Task statement:
Please give back all the records exactly, but keep the pictures out.

(Figure dataset records)

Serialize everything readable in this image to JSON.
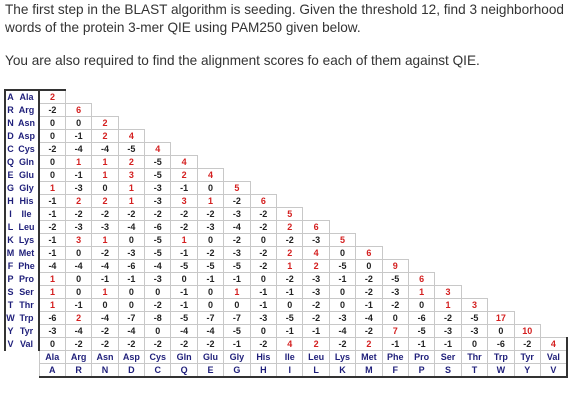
{
  "question": {
    "line1": "The first step in the BLAST algorithm is seeding.  Given the threshold 12, find 3 neighborhood words of the protein 3-mer QIE using PAM250 given below.",
    "line2": "You are also required to find the alignment scores fo each of them against QIE."
  },
  "matrix": {
    "rows": [
      {
        "l": "A",
        "a": "Ala",
        "v": [
          "2"
        ]
      },
      {
        "l": "R",
        "a": "Arg",
        "v": [
          "-2",
          "6"
        ]
      },
      {
        "l": "N",
        "a": "Asn",
        "v": [
          "0",
          "0",
          "2"
        ]
      },
      {
        "l": "D",
        "a": "Asp",
        "v": [
          "0",
          "-1",
          "2",
          "4"
        ]
      },
      {
        "l": "C",
        "a": "Cys",
        "v": [
          "-2",
          "-4",
          "-4",
          "-5",
          "4"
        ]
      },
      {
        "l": "Q",
        "a": "Gln",
        "v": [
          "0",
          "1",
          "1",
          "2",
          "-5",
          "4"
        ]
      },
      {
        "l": "E",
        "a": "Glu",
        "v": [
          "0",
          "-1",
          "1",
          "3",
          "-5",
          "2",
          "4"
        ]
      },
      {
        "l": "G",
        "a": "Gly",
        "v": [
          "1",
          "-3",
          "0",
          "1",
          "-3",
          "-1",
          "0",
          "5"
        ]
      },
      {
        "l": "H",
        "a": "His",
        "v": [
          "-1",
          "2",
          "2",
          "1",
          "-3",
          "3",
          "1",
          "-2",
          "6"
        ]
      },
      {
        "l": "I",
        "a": "Ile",
        "v": [
          "-1",
          "-2",
          "-2",
          "-2",
          "-2",
          "-2",
          "-2",
          "-3",
          "-2",
          "5"
        ]
      },
      {
        "l": "L",
        "a": "Leu",
        "v": [
          "-2",
          "-3",
          "-3",
          "-4",
          "-6",
          "-2",
          "-3",
          "-4",
          "-2",
          "2",
          "6"
        ]
      },
      {
        "l": "K",
        "a": "Lys",
        "v": [
          "-1",
          "3",
          "1",
          "0",
          "-5",
          "1",
          "0",
          "-2",
          "0",
          "-2",
          "-3",
          "5"
        ]
      },
      {
        "l": "M",
        "a": "Met",
        "v": [
          "-1",
          "0",
          "-2",
          "-3",
          "-5",
          "-1",
          "-2",
          "-3",
          "-2",
          "2",
          "4",
          "0",
          "6"
        ]
      },
      {
        "l": "F",
        "a": "Phe",
        "v": [
          "-4",
          "-4",
          "-4",
          "-6",
          "-4",
          "-5",
          "-5",
          "-5",
          "-2",
          "1",
          "2",
          "-5",
          "0",
          "9"
        ]
      },
      {
        "l": "P",
        "a": "Pro",
        "v": [
          "1",
          "0",
          "-1",
          "-1",
          "-3",
          "0",
          "-1",
          "-1",
          "0",
          "-2",
          "-3",
          "-1",
          "-2",
          "-5",
          "6"
        ]
      },
      {
        "l": "S",
        "a": "Ser",
        "v": [
          "1",
          "0",
          "1",
          "0",
          "0",
          "-1",
          "0",
          "1",
          "-1",
          "-1",
          "-3",
          "0",
          "-2",
          "-3",
          "1",
          "3"
        ]
      },
      {
        "l": "T",
        "a": "Thr",
        "v": [
          "1",
          "-1",
          "0",
          "0",
          "-2",
          "-1",
          "0",
          "0",
          "-1",
          "0",
          "-2",
          "0",
          "-1",
          "-2",
          "0",
          "1",
          "3"
        ]
      },
      {
        "l": "W",
        "a": "Trp",
        "v": [
          "-6",
          "2",
          "-4",
          "-7",
          "-8",
          "-5",
          "-7",
          "-7",
          "-3",
          "-5",
          "-2",
          "-3",
          "-4",
          "0",
          "-6",
          "-2",
          "-5",
          "17"
        ]
      },
      {
        "l": "Y",
        "a": "Tyr",
        "v": [
          "-3",
          "-4",
          "-2",
          "-4",
          "0",
          "-4",
          "-4",
          "-5",
          "0",
          "-1",
          "-1",
          "-4",
          "-2",
          "7",
          "-5",
          "-3",
          "-3",
          "0",
          "10"
        ]
      },
      {
        "l": "V",
        "a": "Val",
        "v": [
          "0",
          "-2",
          "-2",
          "-2",
          "-2",
          "-2",
          "-2",
          "-1",
          "-2",
          "4",
          "2",
          "-2",
          "2",
          "-1",
          "-1",
          "-1",
          "0",
          "-6",
          "-2",
          "4"
        ]
      }
    ],
    "col_abbr": [
      "Ala",
      "Arg",
      "Asn",
      "Asp",
      "Cys",
      "Gln",
      "Glu",
      "Gly",
      "His",
      "Ile",
      "Leu",
      "Lys",
      "Met",
      "Phe",
      "Pro",
      "Ser",
      "Thr",
      "Trp",
      "Tyr",
      "Val"
    ],
    "col_letters": [
      "A",
      "R",
      "N",
      "D",
      "C",
      "Q",
      "E",
      "G",
      "H",
      "I",
      "L",
      "K",
      "M",
      "F",
      "P",
      "S",
      "T",
      "W",
      "Y",
      "V"
    ]
  }
}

Expected output:
Serialize everything readable in this image to JSON.
{
  "question": {
    "line1": "The first step in the BLAST algorithm is seeding.  Given the threshold 12, find 3 neighborhood words of the protein 3-mer QIE using PAM250 given below.",
    "line2": "You are also required to find the alignment scores fo each of them against QIE."
  },
  "matrix": {
    "rows": [
      {
        "l": "A",
        "a": "Ala",
        "v": [
          "2"
        ]
      },
      {
        "l": "R",
        "a": "Arg",
        "v": [
          "-2",
          "6"
        ]
      },
      {
        "l": "N",
        "a": "Asn",
        "v": [
          "0",
          "0",
          "2"
        ]
      },
      {
        "l": "D",
        "a": "Asp",
        "v": [
          "0",
          "-1",
          "2",
          "4"
        ]
      },
      {
        "l": "C",
        "a": "Cys",
        "v": [
          "-2",
          "-4",
          "-4",
          "-5",
          "4"
        ]
      },
      {
        "l": "Q",
        "a": "Gln",
        "v": [
          "0",
          "1",
          "1",
          "2",
          "-5",
          "4"
        ]
      },
      {
        "l": "E",
        "a": "Glu",
        "v": [
          "0",
          "-1",
          "1",
          "3",
          "-5",
          "2",
          "4"
        ]
      },
      {
        "l": "G",
        "a": "Gly",
        "v": [
          "1",
          "-3",
          "0",
          "1",
          "-3",
          "-1",
          "0",
          "5"
        ]
      },
      {
        "l": "H",
        "a": "His",
        "v": [
          "-1",
          "2",
          "2",
          "1",
          "-3",
          "3",
          "1",
          "-2",
          "6"
        ]
      },
      {
        "l": "I",
        "a": "Ile",
        "v": [
          "-1",
          "-2",
          "-2",
          "-2",
          "-2",
          "-2",
          "-2",
          "-3",
          "-2",
          "5"
        ]
      },
      {
        "l": "L",
        "a": "Leu",
        "v": [
          "-2",
          "-3",
          "-3",
          "-4",
          "-6",
          "-2",
          "-3",
          "-4",
          "-2",
          "2",
          "6"
        ]
      },
      {
        "l": "K",
        "a": "Lys",
        "v": [
          "-1",
          "3",
          "1",
          "0",
          "-5",
          "1",
          "0",
          "-2",
          "0",
          "-2",
          "-3",
          "5"
        ]
      },
      {
        "l": "M",
        "a": "Met",
        "v": [
          "-1",
          "0",
          "-2",
          "-3",
          "-5",
          "-1",
          "-2",
          "-3",
          "-2",
          "2",
          "4",
          "0",
          "6"
        ]
      },
      {
        "l": "F",
        "a": "Phe",
        "v": [
          "-4",
          "-4",
          "-4",
          "-6",
          "-4",
          "-5",
          "-5",
          "-5",
          "-2",
          "1",
          "2",
          "-5",
          "0",
          "9"
        ]
      },
      {
        "l": "P",
        "a": "Pro",
        "v": [
          "1",
          "0",
          "-1",
          "-1",
          "-3",
          "0",
          "-1",
          "-1",
          "0",
          "-2",
          "-3",
          "-1",
          "-2",
          "-5",
          "6"
        ]
      },
      {
        "l": "S",
        "a": "Ser",
        "v": [
          "1",
          "0",
          "1",
          "0",
          "0",
          "-1",
          "0",
          "1",
          "-1",
          "-1",
          "-3",
          "0",
          "-2",
          "-3",
          "1",
          "3"
        ]
      },
      {
        "l": "T",
        "a": "Thr",
        "v": [
          "1",
          "-1",
          "0",
          "0",
          "-2",
          "-1",
          "0",
          "0",
          "-1",
          "0",
          "-2",
          "0",
          "-1",
          "-2",
          "0",
          "1",
          "3"
        ]
      },
      {
        "l": "W",
        "a": "Trp",
        "v": [
          "-6",
          "2",
          "-4",
          "-7",
          "-8",
          "-5",
          "-7",
          "-7",
          "-3",
          "-5",
          "-2",
          "-3",
          "-4",
          "0",
          "-6",
          "-2",
          "-5",
          "17"
        ]
      },
      {
        "l": "Y",
        "a": "Tyr",
        "v": [
          "-3",
          "-4",
          "-2",
          "-4",
          "0",
          "-4",
          "-4",
          "-5",
          "0",
          "-1",
          "-1",
          "-4",
          "-2",
          "7",
          "-5",
          "-3",
          "-3",
          "0",
          "10"
        ]
      },
      {
        "l": "V",
        "a": "Val",
        "v": [
          "0",
          "-2",
          "-2",
          "-2",
          "-2",
          "-2",
          "-2",
          "-1",
          "-2",
          "4",
          "2",
          "-2",
          "2",
          "-1",
          "-1",
          "-1",
          "0",
          "-6",
          "-2",
          "4"
        ]
      }
    ],
    "col_abbr": [
      "Ala",
      "Arg",
      "Asn",
      "Asp",
      "Cys",
      "Gln",
      "Glu",
      "Gly",
      "His",
      "Ile",
      "Leu",
      "Lys",
      "Met",
      "Phe",
      "Pro",
      "Ser",
      "Thr",
      "Trp",
      "Tyr",
      "Val"
    ],
    "col_letters": [
      "A",
      "R",
      "N",
      "D",
      "C",
      "Q",
      "E",
      "G",
      "H",
      "I",
      "L",
      "K",
      "M",
      "F",
      "P",
      "S",
      "T",
      "W",
      "Y",
      "V"
    ]
  }
}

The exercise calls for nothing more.